[Excerpts from a figure dataset]
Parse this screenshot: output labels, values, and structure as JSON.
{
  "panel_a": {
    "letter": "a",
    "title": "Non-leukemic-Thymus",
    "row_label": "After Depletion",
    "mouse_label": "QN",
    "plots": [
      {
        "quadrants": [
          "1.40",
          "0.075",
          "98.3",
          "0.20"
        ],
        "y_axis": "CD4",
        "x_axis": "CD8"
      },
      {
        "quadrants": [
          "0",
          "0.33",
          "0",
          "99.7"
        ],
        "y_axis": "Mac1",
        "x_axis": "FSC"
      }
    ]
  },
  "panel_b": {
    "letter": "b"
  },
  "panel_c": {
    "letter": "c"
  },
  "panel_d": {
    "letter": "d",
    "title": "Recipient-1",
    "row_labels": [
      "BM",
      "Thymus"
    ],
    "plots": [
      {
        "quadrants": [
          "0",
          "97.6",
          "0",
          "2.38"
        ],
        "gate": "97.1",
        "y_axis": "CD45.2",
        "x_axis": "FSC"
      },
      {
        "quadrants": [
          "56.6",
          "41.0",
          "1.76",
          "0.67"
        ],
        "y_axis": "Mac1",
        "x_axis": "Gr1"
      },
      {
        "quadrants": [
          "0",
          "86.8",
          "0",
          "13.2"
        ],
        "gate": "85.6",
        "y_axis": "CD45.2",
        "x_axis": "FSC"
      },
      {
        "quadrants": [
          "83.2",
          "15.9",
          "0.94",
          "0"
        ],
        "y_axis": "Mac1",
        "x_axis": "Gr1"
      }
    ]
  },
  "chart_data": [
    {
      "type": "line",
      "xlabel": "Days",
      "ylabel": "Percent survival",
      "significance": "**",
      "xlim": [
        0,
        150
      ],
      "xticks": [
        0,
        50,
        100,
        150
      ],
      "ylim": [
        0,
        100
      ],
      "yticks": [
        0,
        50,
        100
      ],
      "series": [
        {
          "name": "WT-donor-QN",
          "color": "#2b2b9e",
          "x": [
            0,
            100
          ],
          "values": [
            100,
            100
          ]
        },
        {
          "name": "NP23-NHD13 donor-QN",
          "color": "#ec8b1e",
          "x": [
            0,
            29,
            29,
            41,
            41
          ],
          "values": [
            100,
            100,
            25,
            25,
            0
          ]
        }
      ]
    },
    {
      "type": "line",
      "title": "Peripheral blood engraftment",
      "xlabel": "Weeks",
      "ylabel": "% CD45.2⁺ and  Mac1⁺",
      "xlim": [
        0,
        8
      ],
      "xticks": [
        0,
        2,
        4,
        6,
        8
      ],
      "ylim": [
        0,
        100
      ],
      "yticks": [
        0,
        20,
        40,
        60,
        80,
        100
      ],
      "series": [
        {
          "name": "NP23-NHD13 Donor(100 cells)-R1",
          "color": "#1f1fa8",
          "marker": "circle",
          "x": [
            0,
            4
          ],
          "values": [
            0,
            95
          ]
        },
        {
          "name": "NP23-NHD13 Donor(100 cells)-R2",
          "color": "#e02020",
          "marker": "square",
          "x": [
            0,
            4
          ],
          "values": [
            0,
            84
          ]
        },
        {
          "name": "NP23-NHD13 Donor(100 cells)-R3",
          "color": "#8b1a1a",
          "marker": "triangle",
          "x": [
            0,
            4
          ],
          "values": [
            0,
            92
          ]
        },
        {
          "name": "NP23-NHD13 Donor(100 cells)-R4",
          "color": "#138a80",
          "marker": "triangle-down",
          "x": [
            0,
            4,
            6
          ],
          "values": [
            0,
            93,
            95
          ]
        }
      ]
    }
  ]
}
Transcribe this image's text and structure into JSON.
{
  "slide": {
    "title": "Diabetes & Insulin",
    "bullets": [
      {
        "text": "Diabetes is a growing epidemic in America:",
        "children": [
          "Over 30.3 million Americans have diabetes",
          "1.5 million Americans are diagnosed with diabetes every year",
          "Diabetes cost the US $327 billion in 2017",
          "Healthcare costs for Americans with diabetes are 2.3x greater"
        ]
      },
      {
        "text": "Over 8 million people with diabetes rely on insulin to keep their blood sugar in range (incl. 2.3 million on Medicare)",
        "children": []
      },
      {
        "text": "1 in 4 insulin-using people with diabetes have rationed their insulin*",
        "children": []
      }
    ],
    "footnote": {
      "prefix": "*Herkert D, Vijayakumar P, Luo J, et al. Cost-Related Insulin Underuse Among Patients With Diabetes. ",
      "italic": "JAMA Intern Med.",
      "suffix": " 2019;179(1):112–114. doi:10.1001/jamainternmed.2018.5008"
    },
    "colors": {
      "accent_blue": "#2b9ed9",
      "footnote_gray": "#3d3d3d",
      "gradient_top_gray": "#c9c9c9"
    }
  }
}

=== Directions ===
Write out each entry again, word for word.

=== Solution ===
Parse this screenshot: output labels, values, and structure as JSON.
{
  "panel_a": {
    "letter": "a",
    "title": "Non-leukemic-Thymus",
    "row_label": "After Depletion",
    "mouse_label": "QN",
    "plots": [
      {
        "quadrants": [
          "1.40",
          "0.075",
          "98.3",
          "0.20"
        ],
        "y_axis": "CD4",
        "x_axis": "CD8"
      },
      {
        "quadrants": [
          "0",
          "0.33",
          "0",
          "99.7"
        ],
        "y_axis": "Mac1",
        "x_axis": "FSC"
      }
    ]
  },
  "panel_b": {
    "letter": "b"
  },
  "panel_c": {
    "letter": "c"
  },
  "panel_d": {
    "letter": "d",
    "title": "Recipient-1",
    "row_labels": [
      "BM",
      "Thymus"
    ],
    "plots": [
      {
        "quadrants": [
          "0",
          "97.6",
          "0",
          "2.38"
        ],
        "gate": "97.1",
        "y_axis": "CD45.2",
        "x_axis": "FSC"
      },
      {
        "quadrants": [
          "56.6",
          "41.0",
          "1.76",
          "0.67"
        ],
        "y_axis": "Mac1",
        "x_axis": "Gr1"
      },
      {
        "quadrants": [
          "0",
          "86.8",
          "0",
          "13.2"
        ],
        "gate": "85.6",
        "y_axis": "CD45.2",
        "x_axis": "FSC"
      },
      {
        "quadrants": [
          "83.2",
          "15.9",
          "0.94",
          "0"
        ],
        "y_axis": "Mac1",
        "x_axis": "Gr1"
      }
    ]
  },
  "chart_data": [
    {
      "type": "line",
      "xlabel": "Days",
      "ylabel": "Percent survival",
      "significance": "**",
      "xlim": [
        0,
        150
      ],
      "xticks": [
        0,
        50,
        100,
        150
      ],
      "ylim": [
        0,
        100
      ],
      "yticks": [
        0,
        50,
        100
      ],
      "series": [
        {
          "name": "WT-donor-QN",
          "color": "#2b2b9e",
          "x": [
            0,
            100
          ],
          "values": [
            100,
            100
          ]
        },
        {
          "name": "NP23-NHD13 donor-QN",
          "color": "#ec8b1e",
          "x": [
            0,
            29,
            29,
            41,
            41
          ],
          "values": [
            100,
            100,
            25,
            25,
            0
          ]
        }
      ]
    },
    {
      "type": "line",
      "title": "Peripheral blood engraftment",
      "xlabel": "Weeks",
      "ylabel": "% CD45.2⁺ and  Mac1⁺",
      "xlim": [
        0,
        8
      ],
      "xticks": [
        0,
        2,
        4,
        6,
        8
      ],
      "ylim": [
        0,
        100
      ],
      "yticks": [
        0,
        20,
        40,
        60,
        80,
        100
      ],
      "series": [
        {
          "name": "NP23-NHD13 Donor(100 cells)-R1",
          "color": "#1f1fa8",
          "marker": "circle",
          "x": [
            0,
            4
          ],
          "values": [
            0,
            95
          ]
        },
        {
          "name": "NP23-NHD13 Donor(100 cells)-R2",
          "color": "#e02020",
          "marker": "square",
          "x": [
            0,
            4
          ],
          "values": [
            0,
            84
          ]
        },
        {
          "name": "NP23-NHD13 Donor(100 cells)-R3",
          "color": "#8b1a1a",
          "marker": "triangle",
          "x": [
            0,
            4
          ],
          "values": [
            0,
            92
          ]
        },
        {
          "name": "NP23-NHD13 Donor(100 cells)-R4",
          "color": "#138a80",
          "marker": "triangle-down",
          "x": [
            0,
            4,
            6
          ],
          "values": [
            0,
            93,
            95
          ]
        }
      ]
    }
  ]
}
Transcribe this image's text and structure into JSON.
{
  "slide": {
    "title": "Diabetes & Insulin",
    "bullets": [
      {
        "text": "Diabetes is a growing epidemic in America:",
        "children": [
          "Over 30.3 million Americans have diabetes",
          "1.5 million Americans are diagnosed with diabetes every year",
          "Diabetes cost the US $327 billion in 2017",
          "Healthcare costs for Americans with diabetes are 2.3x greater"
        ]
      },
      {
        "text": "Over 8 million people with diabetes rely on insulin to keep their blood sugar in range (incl. 2.3 million on Medicare)",
        "children": []
      },
      {
        "text": "1 in 4 insulin-using people with diabetes have rationed their insulin*",
        "children": []
      }
    ],
    "footnote": {
      "prefix": "*Herkert D, Vijayakumar P, Luo J, et al. Cost-Related Insulin Underuse Among Patients With Diabetes. ",
      "italic": "JAMA Intern Med.",
      "suffix": " 2019;179(1):112–114. doi:10.1001/jamainternmed.2018.5008"
    },
    "colors": {
      "accent_blue": "#2b9ed9",
      "footnote_gray": "#3d3d3d",
      "gradient_top_gray": "#c9c9c9"
    }
  }
}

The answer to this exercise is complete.